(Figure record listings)
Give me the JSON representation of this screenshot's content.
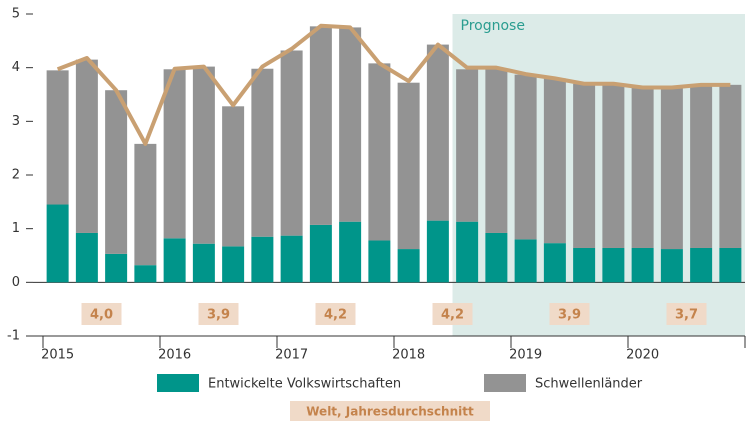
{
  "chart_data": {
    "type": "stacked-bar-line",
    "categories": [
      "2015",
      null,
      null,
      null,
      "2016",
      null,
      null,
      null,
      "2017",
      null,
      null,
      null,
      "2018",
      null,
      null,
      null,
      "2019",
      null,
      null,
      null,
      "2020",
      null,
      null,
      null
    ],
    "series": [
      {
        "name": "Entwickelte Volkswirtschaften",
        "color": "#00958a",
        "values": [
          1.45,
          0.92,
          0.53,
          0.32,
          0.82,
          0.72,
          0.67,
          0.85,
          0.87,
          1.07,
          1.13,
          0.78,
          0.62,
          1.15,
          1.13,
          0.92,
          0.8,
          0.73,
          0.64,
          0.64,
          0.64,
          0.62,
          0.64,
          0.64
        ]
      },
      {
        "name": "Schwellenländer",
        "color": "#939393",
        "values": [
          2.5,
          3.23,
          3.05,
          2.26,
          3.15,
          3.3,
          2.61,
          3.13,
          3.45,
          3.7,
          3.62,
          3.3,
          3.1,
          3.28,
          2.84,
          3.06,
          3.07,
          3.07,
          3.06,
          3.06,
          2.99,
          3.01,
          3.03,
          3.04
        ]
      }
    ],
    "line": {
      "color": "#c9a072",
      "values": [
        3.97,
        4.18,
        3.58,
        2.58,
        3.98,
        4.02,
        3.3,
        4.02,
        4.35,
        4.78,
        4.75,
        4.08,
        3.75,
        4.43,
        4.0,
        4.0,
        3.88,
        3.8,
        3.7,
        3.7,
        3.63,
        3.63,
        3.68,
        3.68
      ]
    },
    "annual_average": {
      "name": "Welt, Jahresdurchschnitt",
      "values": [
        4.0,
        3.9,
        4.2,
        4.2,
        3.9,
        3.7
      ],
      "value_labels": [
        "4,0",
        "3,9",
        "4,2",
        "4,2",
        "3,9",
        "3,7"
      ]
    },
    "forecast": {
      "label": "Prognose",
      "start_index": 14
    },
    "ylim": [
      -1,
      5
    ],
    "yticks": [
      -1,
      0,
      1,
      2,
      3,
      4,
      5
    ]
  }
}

Problem to work on:
Exclude the pictures, and transcribe all of the material exactly.

Written reply:
Give me the JSON representation of this screenshot's content.
{
  "chart_data": {
    "type": "stacked-bar-line",
    "categories": [
      "2015",
      null,
      null,
      null,
      "2016",
      null,
      null,
      null,
      "2017",
      null,
      null,
      null,
      "2018",
      null,
      null,
      null,
      "2019",
      null,
      null,
      null,
      "2020",
      null,
      null,
      null
    ],
    "series": [
      {
        "name": "Entwickelte Volkswirtschaften",
        "color": "#00958a",
        "values": [
          1.45,
          0.92,
          0.53,
          0.32,
          0.82,
          0.72,
          0.67,
          0.85,
          0.87,
          1.07,
          1.13,
          0.78,
          0.62,
          1.15,
          1.13,
          0.92,
          0.8,
          0.73,
          0.64,
          0.64,
          0.64,
          0.62,
          0.64,
          0.64
        ]
      },
      {
        "name": "Schwellenländer",
        "color": "#939393",
        "values": [
          2.5,
          3.23,
          3.05,
          2.26,
          3.15,
          3.3,
          2.61,
          3.13,
          3.45,
          3.7,
          3.62,
          3.3,
          3.1,
          3.28,
          2.84,
          3.06,
          3.07,
          3.07,
          3.06,
          3.06,
          2.99,
          3.01,
          3.03,
          3.04
        ]
      }
    ],
    "line": {
      "color": "#c9a072",
      "values": [
        3.97,
        4.18,
        3.58,
        2.58,
        3.98,
        4.02,
        3.3,
        4.02,
        4.35,
        4.78,
        4.75,
        4.08,
        3.75,
        4.43,
        4.0,
        4.0,
        3.88,
        3.8,
        3.7,
        3.7,
        3.63,
        3.63,
        3.68,
        3.68
      ]
    },
    "annual_average": {
      "name": "Welt, Jahresdurchschnitt",
      "values": [
        4.0,
        3.9,
        4.2,
        4.2,
        3.9,
        3.7
      ],
      "value_labels": [
        "4,0",
        "3,9",
        "4,2",
        "4,2",
        "3,9",
        "3,7"
      ]
    },
    "forecast": {
      "label": "Prognose",
      "start_index": 14
    },
    "ylim": [
      -1,
      5
    ],
    "yticks": [
      -1,
      0,
      1,
      2,
      3,
      4,
      5
    ]
  }
}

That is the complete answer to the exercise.